● LÍNEAS DE ORIGEN:
● ● ● ●

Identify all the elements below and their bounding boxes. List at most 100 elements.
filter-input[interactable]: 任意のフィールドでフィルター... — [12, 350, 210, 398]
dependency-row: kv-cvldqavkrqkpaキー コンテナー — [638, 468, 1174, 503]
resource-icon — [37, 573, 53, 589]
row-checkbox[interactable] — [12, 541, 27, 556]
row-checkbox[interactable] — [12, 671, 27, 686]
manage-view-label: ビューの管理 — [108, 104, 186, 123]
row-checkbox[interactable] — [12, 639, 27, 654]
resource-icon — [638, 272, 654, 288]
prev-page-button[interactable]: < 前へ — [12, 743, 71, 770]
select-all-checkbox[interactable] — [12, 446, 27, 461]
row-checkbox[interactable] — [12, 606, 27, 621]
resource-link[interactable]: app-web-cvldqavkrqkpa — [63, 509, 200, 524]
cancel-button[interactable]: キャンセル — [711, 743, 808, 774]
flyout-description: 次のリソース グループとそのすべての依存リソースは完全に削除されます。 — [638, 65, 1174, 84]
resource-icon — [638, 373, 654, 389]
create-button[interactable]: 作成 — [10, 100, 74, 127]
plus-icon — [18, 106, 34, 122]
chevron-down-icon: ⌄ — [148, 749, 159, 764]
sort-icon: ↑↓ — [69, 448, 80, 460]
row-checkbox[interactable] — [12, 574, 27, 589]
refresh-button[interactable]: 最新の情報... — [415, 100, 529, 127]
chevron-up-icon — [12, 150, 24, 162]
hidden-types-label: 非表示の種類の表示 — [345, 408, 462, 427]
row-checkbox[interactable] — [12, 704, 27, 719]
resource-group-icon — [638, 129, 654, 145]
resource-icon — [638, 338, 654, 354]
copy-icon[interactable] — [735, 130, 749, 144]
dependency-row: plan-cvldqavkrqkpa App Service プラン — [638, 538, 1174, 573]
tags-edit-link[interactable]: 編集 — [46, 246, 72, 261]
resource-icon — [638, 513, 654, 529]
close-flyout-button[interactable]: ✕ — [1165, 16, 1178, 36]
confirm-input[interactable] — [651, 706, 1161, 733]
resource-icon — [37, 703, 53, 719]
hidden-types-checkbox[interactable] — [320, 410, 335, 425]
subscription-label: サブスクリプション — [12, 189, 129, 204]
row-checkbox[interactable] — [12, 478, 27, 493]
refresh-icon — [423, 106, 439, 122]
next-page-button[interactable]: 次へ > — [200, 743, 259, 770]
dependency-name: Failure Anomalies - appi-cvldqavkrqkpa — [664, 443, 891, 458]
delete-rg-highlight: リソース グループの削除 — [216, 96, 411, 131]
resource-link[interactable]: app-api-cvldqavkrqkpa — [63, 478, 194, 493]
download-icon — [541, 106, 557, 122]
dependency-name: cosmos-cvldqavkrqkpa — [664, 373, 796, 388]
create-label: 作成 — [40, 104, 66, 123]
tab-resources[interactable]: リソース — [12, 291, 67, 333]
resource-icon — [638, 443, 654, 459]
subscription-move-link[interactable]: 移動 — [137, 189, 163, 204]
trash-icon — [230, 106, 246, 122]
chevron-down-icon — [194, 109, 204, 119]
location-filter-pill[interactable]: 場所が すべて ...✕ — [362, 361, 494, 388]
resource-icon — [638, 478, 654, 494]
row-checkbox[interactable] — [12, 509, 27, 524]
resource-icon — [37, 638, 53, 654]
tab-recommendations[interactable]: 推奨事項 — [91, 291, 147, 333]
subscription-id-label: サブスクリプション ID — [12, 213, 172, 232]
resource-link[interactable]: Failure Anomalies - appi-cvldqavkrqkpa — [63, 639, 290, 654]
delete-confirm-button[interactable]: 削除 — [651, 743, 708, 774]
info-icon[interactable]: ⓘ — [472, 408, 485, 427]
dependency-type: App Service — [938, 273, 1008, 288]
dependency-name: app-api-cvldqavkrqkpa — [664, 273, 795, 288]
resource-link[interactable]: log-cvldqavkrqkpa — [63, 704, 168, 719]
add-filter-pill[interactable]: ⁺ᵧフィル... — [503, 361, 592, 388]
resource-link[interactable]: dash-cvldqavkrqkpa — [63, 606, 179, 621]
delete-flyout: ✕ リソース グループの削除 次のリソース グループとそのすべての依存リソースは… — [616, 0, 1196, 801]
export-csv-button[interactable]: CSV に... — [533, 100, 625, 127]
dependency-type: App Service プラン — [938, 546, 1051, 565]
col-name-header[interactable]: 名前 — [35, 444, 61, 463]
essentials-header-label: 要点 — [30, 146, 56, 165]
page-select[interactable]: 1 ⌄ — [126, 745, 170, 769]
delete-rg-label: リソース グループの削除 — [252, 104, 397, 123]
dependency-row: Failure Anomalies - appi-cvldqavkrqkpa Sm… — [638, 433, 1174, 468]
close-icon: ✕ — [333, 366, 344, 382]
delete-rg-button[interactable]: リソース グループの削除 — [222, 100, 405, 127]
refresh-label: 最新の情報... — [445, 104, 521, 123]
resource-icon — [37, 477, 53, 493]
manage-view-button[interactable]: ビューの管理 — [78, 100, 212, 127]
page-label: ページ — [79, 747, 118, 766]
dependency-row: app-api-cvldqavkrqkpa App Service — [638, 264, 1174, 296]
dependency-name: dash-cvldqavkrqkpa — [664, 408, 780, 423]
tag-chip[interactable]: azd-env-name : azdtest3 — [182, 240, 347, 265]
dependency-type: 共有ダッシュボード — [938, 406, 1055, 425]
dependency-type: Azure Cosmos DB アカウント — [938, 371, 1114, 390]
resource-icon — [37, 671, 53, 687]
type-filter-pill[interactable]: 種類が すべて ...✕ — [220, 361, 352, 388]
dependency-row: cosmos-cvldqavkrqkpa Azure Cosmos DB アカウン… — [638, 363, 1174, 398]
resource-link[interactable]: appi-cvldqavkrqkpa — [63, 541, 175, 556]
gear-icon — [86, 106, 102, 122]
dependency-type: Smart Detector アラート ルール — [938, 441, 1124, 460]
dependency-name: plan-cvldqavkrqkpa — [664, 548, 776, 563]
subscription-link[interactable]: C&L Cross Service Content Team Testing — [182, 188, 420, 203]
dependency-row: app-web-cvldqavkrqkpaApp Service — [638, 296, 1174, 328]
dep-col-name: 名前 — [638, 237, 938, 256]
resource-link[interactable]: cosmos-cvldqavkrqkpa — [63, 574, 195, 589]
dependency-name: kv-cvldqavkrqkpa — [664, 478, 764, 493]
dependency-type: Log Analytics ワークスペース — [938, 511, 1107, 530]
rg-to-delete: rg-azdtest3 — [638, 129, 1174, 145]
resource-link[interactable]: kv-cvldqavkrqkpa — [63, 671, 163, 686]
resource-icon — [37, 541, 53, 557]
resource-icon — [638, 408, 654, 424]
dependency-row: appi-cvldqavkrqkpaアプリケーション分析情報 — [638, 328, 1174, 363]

● ● ● ●

● INSTRUCCIONES DE LA TAREA:
Imprime de nuevo estas líneas tal como aparecen, sin cambiar nada.

● SOLUCIÓN DEL EJERCICIO:
Identify all the elements below and their bounding boxes. List at most 100 elements.
filter-input[interactable]: 任意のフィールドでフィルター... — [12, 350, 210, 398]
dependency-row: kv-cvldqavkrqkpaキー コンテナー — [638, 468, 1174, 503]
resource-icon — [37, 573, 53, 589]
row-checkbox[interactable] — [12, 541, 27, 556]
row-checkbox[interactable] — [12, 671, 27, 686]
manage-view-label: ビューの管理 — [108, 104, 186, 123]
row-checkbox[interactable] — [12, 639, 27, 654]
resource-icon — [638, 272, 654, 288]
prev-page-button[interactable]: < 前へ — [12, 743, 71, 770]
select-all-checkbox[interactable] — [12, 446, 27, 461]
row-checkbox[interactable] — [12, 606, 27, 621]
resource-link[interactable]: app-web-cvldqavkrqkpa — [63, 509, 200, 524]
cancel-button[interactable]: キャンセル — [711, 743, 808, 774]
flyout-description: 次のリソース グループとそのすべての依存リソースは完全に削除されます。 — [638, 65, 1174, 84]
resource-icon — [638, 373, 654, 389]
create-button[interactable]: 作成 — [10, 100, 74, 127]
plus-icon — [18, 106, 34, 122]
chevron-down-icon: ⌄ — [148, 749, 159, 764]
sort-icon: ↑↓ — [69, 448, 80, 460]
row-checkbox[interactable] — [12, 574, 27, 589]
refresh-button[interactable]: 最新の情報... — [415, 100, 529, 127]
chevron-up-icon — [12, 150, 24, 162]
hidden-types-label: 非表示の種類の表示 — [345, 408, 462, 427]
row-checkbox[interactable] — [12, 704, 27, 719]
resource-group-icon — [638, 129, 654, 145]
resource-icon — [638, 338, 654, 354]
copy-icon[interactable] — [735, 130, 749, 144]
dependency-row: plan-cvldqavkrqkpa App Service プラン — [638, 538, 1174, 573]
tags-edit-link[interactable]: 編集 — [46, 246, 72, 261]
resource-icon — [638, 513, 654, 529]
close-flyout-button[interactable]: ✕ — [1165, 16, 1178, 36]
confirm-input[interactable] — [651, 706, 1161, 733]
resource-icon — [37, 703, 53, 719]
hidden-types-checkbox[interactable] — [320, 410, 335, 425]
subscription-label: サブスクリプション — [12, 189, 129, 204]
row-checkbox[interactable] — [12, 478, 27, 493]
refresh-icon — [423, 106, 439, 122]
next-page-button[interactable]: 次へ > — [200, 743, 259, 770]
dependency-name: Failure Anomalies - appi-cvldqavkrqkpa — [664, 443, 891, 458]
delete-rg-highlight: リソース グループの削除 — [216, 96, 411, 131]
resource-link[interactable]: app-api-cvldqavkrqkpa — [63, 478, 194, 493]
download-icon — [541, 106, 557, 122]
dependency-name: cosmos-cvldqavkrqkpa — [664, 373, 796, 388]
create-label: 作成 — [40, 104, 66, 123]
tab-resources[interactable]: リソース — [12, 291, 67, 333]
resource-icon — [638, 443, 654, 459]
subscription-move-link[interactable]: 移動 — [137, 189, 163, 204]
trash-icon — [230, 106, 246, 122]
chevron-down-icon — [194, 109, 204, 119]
location-filter-pill[interactable]: 場所が すべて ...✕ — [362, 361, 494, 388]
resource-icon — [638, 478, 654, 494]
row-checkbox[interactable] — [12, 509, 27, 524]
resource-icon — [37, 638, 53, 654]
tab-recommendations[interactable]: 推奨事項 — [91, 291, 147, 333]
subscription-id-label: サブスクリプション ID — [12, 213, 172, 232]
resource-link[interactable]: Failure Anomalies - appi-cvldqavkrqkpa — [63, 639, 290, 654]
delete-confirm-button[interactable]: 削除 — [651, 743, 708, 774]
info-icon[interactable]: ⓘ — [472, 408, 485, 427]
dependency-type: App Service — [938, 273, 1008, 288]
dependency-name: app-api-cvldqavkrqkpa — [664, 273, 795, 288]
resource-link[interactable]: log-cvldqavkrqkpa — [63, 704, 168, 719]
add-filter-pill[interactable]: ⁺ᵧフィル... — [503, 361, 592, 388]
resource-link[interactable]: dash-cvldqavkrqkpa — [63, 606, 179, 621]
delete-flyout: ✕ リソース グループの削除 次のリソース グループとそのすべての依存リソースは… — [616, 0, 1196, 801]
export-csv-button[interactable]: CSV に... — [533, 100, 625, 127]
dependency-type: App Service プラン — [938, 546, 1051, 565]
col-name-header[interactable]: 名前 — [35, 444, 61, 463]
essentials-header-label: 要点 — [30, 146, 56, 165]
page-select[interactable]: 1 ⌄ — [126, 745, 170, 769]
delete-rg-label: リソース グループの削除 — [252, 104, 397, 123]
dependency-row: Failure Anomalies - appi-cvldqavkrqkpa Sm… — [638, 433, 1174, 468]
close-icon: ✕ — [333, 366, 344, 382]
delete-rg-button[interactable]: リソース グループの削除 — [222, 100, 405, 127]
refresh-label: 最新の情報... — [445, 104, 521, 123]
resource-icon — [37, 477, 53, 493]
manage-view-button[interactable]: ビューの管理 — [78, 100, 212, 127]
page-label: ページ — [79, 747, 118, 766]
dependency-row: app-api-cvldqavkrqkpa App Service — [638, 264, 1174, 296]
dependency-name: dash-cvldqavkrqkpa — [664, 408, 780, 423]
tag-chip[interactable]: azd-env-name : azdtest3 — [182, 240, 347, 265]
dependency-type: 共有ダッシュボード — [938, 406, 1055, 425]
dependency-type: Azure Cosmos DB アカウント — [938, 371, 1114, 390]
resource-icon — [37, 671, 53, 687]
type-filter-pill[interactable]: 種類が すべて ...✕ — [220, 361, 352, 388]
dependency-row: cosmos-cvldqavkrqkpa Azure Cosmos DB アカウン… — [638, 363, 1174, 398]
resource-link[interactable]: appi-cvldqavkrqkpa — [63, 541, 175, 556]
gear-icon — [86, 106, 102, 122]
dependency-type: Smart Detector アラート ルール — [938, 441, 1124, 460]
dependency-name: plan-cvldqavkrqkpa — [664, 548, 776, 563]
subscription-link[interactable]: C&L Cross Service Content Team Testing — [182, 188, 420, 203]
dependency-row: app-web-cvldqavkrqkpaApp Service — [638, 296, 1174, 328]
dep-col-name: 名前 — [638, 237, 938, 256]
resource-link[interactable]: cosmos-cvldqavkrqkpa — [63, 574, 195, 589]
dependency-name: kv-cvldqavkrqkpa — [664, 478, 764, 493]
dependency-type: Log Analytics ワークスペース — [938, 511, 1107, 530]
rg-to-delete: rg-azdtest3 — [638, 129, 1174, 145]
resource-link[interactable]: kv-cvldqavkrqkpa — [63, 671, 163, 686]
resource-icon — [37, 541, 53, 557]
resource-icon — [638, 408, 654, 424]
dependency-row: appi-cvldqavkrqkpaアプリケーション分析情報 — [638, 328, 1174, 363]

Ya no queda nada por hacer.